[Stored items from a collection]
↓
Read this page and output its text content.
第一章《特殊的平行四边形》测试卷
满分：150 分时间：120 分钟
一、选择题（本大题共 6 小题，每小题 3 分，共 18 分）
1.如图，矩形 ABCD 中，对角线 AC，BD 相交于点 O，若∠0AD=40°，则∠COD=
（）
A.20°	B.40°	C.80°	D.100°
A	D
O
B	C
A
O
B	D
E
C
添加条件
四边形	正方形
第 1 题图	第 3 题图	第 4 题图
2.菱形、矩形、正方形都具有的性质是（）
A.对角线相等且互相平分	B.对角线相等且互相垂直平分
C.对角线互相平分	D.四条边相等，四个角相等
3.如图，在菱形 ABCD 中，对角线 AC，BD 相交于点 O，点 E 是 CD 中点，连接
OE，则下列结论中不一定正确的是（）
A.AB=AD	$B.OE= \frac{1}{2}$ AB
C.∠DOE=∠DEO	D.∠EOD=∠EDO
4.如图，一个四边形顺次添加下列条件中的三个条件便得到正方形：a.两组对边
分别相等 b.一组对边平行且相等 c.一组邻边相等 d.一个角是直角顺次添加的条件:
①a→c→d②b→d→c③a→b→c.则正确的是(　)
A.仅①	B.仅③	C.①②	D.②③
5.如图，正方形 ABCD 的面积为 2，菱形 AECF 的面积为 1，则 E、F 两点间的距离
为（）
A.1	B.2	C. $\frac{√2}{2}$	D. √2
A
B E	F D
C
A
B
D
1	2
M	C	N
↑
Quote the data in full, keeping each word unchanged.

Read this page and output its text content.
第一章《特殊的平行四边形》测试卷
满分：150 分时间：120 分钟
一、选择题（本大题共 6 小题，每小题 3 分，共 18 分）
1.如图，矩形 ABCD 中，对角线 AC，BD 相交于点 O，若∠0AD=40°，则∠COD=
（）
A.20°	B.40°	C.80°	D.100°
A	D
O
B	C
A
O
B	D
E
C
添加条件
四边形	正方形
第 1 题图	第 3 题图	第 4 题图
2.菱形、矩形、正方形都具有的性质是（）
A.对角线相等且互相平分	B.对角线相等且互相垂直平分
C.对角线互相平分	D.四条边相等，四个角相等
3.如图，在菱形 ABCD 中，对角线 AC，BD 相交于点 O，点 E 是 CD 中点，连接
OE，则下列结论中不一定正确的是（）
A.AB=AD	$B.OE= \frac{1}{2}$ AB
C.∠DOE=∠DEO	D.∠EOD=∠EDO
4.如图，一个四边形顺次添加下列条件中的三个条件便得到正方形：a.两组对边
分别相等 b.一组对边平行且相等 c.一组邻边相等 d.一个角是直角顺次添加的条件:
①a→c→d②b→d→c③a→b→c.则正确的是(　)
A.仅①	B.仅③	C.①②	D.②③
5.如图，正方形 ABCD 的面积为 2，菱形 AECF 的面积为 1，则 E、F 两点间的距离
为（）
A.1	B.2	C. $\frac{√2}{2}$	D. √2
A
B E	F D
C
A
B
D
1	2
M	C	N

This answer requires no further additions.